For the copy, please give all of the data again exactly and leave the pictures out.

_Given data_.
^^^^^^^^^^^^^^^^

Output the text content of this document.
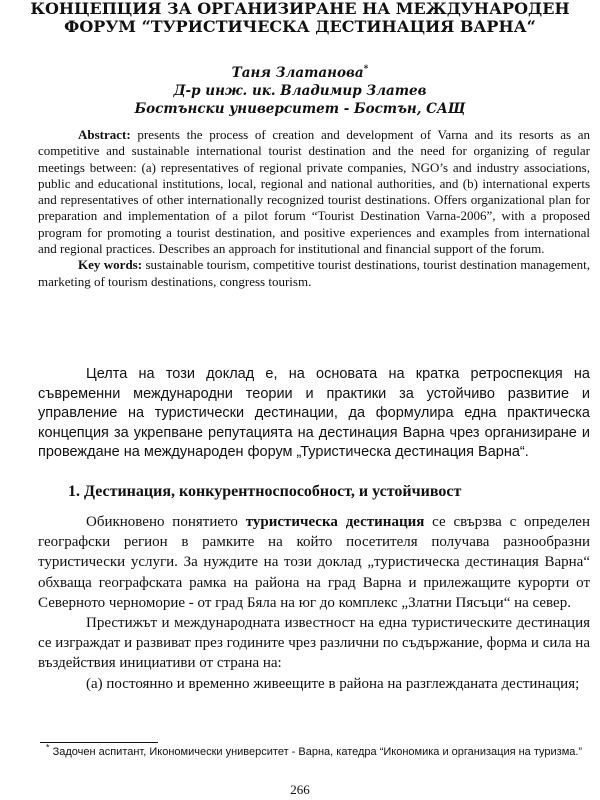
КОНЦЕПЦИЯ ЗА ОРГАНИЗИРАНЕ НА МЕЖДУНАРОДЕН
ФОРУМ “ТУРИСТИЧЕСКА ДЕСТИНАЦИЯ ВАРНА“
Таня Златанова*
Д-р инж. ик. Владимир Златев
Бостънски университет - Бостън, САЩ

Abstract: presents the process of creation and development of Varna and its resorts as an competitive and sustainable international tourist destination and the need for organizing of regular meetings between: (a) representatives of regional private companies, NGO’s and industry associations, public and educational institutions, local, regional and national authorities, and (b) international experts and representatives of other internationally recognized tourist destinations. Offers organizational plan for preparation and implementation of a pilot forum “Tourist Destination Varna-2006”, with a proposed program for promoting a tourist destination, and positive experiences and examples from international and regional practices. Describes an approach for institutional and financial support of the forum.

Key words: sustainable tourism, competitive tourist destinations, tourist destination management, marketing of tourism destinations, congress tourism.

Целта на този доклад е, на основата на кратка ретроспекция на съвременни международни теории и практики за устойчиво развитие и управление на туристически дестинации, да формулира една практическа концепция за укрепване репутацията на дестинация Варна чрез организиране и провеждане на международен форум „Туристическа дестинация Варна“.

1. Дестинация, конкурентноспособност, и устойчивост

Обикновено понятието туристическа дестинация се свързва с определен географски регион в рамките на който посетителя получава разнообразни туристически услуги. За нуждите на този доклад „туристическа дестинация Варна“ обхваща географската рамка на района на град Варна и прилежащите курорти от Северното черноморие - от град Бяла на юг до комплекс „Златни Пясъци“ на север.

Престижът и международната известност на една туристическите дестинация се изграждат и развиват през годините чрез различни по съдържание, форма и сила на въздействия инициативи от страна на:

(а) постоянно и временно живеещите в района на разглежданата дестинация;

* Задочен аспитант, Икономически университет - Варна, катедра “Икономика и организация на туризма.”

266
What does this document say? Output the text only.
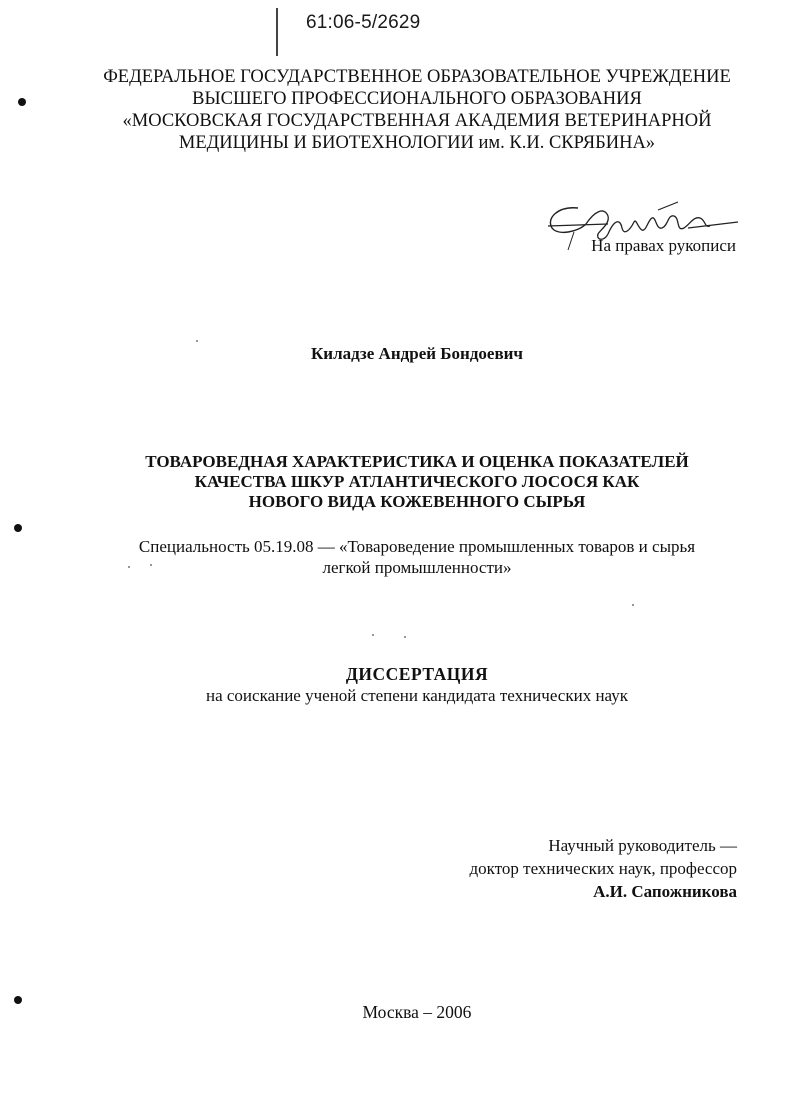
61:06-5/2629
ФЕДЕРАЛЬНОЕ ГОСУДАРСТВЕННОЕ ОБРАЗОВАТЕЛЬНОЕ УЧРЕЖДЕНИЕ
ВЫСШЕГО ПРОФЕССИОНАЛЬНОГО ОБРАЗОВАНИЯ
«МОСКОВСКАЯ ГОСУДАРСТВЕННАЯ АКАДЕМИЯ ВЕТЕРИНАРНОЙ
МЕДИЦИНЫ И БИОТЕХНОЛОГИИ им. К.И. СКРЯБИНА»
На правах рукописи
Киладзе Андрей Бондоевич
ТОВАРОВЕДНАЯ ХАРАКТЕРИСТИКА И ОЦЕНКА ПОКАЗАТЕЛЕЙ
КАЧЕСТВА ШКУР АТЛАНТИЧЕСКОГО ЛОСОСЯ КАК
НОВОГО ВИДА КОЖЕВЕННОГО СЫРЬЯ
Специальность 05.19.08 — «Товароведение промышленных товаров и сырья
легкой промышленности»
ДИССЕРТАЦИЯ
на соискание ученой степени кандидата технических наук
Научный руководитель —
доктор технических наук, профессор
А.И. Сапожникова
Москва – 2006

^^^^^^^^^^^^^^^^

_Task answer_.
Output the text content of this document.
КОНЦЕПЦИЯ ЗА ОРГАНИЗИРАНЕ НА МЕЖДУНАРОДЕН
ФОРУМ “ТУРИСТИЧЕСКА ДЕСТИНАЦИЯ ВАРНА“
Таня Златанова*
Д-р инж. ик. Владимир Златев
Бостънски университет - Бостън, САЩ

Abstract: presents the process of creation and development of Varna and its resorts as an competitive and sustainable international tourist destination and the need for organizing of regular meetings between: (a) representatives of regional private companies, NGO’s and industry associations, public and educational institutions, local, regional and national authorities, and (b) international experts and representatives of other internationally recognized tourist destinations. Offers organizational plan for preparation and implementation of a pilot forum “Tourist Destination Varna-2006”, with a proposed program for promoting a tourist destination, and positive experiences and examples from international and regional practices. Describes an approach for institutional and financial support of the forum.

Key words: sustainable tourism, competitive tourist destinations, tourist destination management, marketing of tourism destinations, congress tourism.

Целта на този доклад е, на основата на кратка ретроспекция на съвременни международни теории и практики за устойчиво развитие и управление на туристически дестинации, да формулира една практическа концепция за укрепване репутацията на дестинация Варна чрез организиране и провеждане на международен форум „Туристическа дестинация Варна“.

1. Дестинация, конкурентноспособност, и устойчивост

Обикновено понятието туристическа дестинация се свързва с определен географски регион в рамките на който посетителя получава разнообразни туристически услуги. За нуждите на този доклад „туристическа дестинация Варна“ обхваща географската рамка на района на град Варна и прилежащите курорти от Северното черноморие - от град Бяла на юг до комплекс „Златни Пясъци“ на север.

Престижът и международната известност на една туристическите дестинация се изграждат и развиват през годините чрез различни по съдържание, форма и сила на въздействия инициативи от страна на:

(а) постоянно и временно живеещите в района на разглежданата дестинация;

* Задочен аспитант, Икономически университет - Варна, катедра “Икономика и организация на туризма.”

266
What does this document say? Output the text only.
61:06-5/2629
ФЕДЕРАЛЬНОЕ ГОСУДАРСТВЕННОЕ ОБРАЗОВАТЕЛЬНОЕ УЧРЕЖДЕНИЕ
ВЫСШЕГО ПРОФЕССИОНАЛЬНОГО ОБРАЗОВАНИЯ
«МОСКОВСКАЯ ГОСУДАРСТВЕННАЯ АКАДЕМИЯ ВЕТЕРИНАРНОЙ
МЕДИЦИНЫ И БИОТЕХНОЛОГИИ им. К.И. СКРЯБИНА»
На правах рукописи
Киладзе Андрей Бондоевич
ТОВАРОВЕДНАЯ ХАРАКТЕРИСТИКА И ОЦЕНКА ПОКАЗАТЕЛЕЙ
КАЧЕСТВА ШКУР АТЛАНТИЧЕСКОГО ЛОСОСЯ КАК
НОВОГО ВИДА КОЖЕВЕННОГО СЫРЬЯ
Специальность 05.19.08 — «Товароведение промышленных товаров и сырья
легкой промышленности»
ДИССЕРТАЦИЯ
на соискание ученой степени кандидата технических наук
Научный руководитель —
доктор технических наук, профессор
А.И. Сапожникова
Москва – 2006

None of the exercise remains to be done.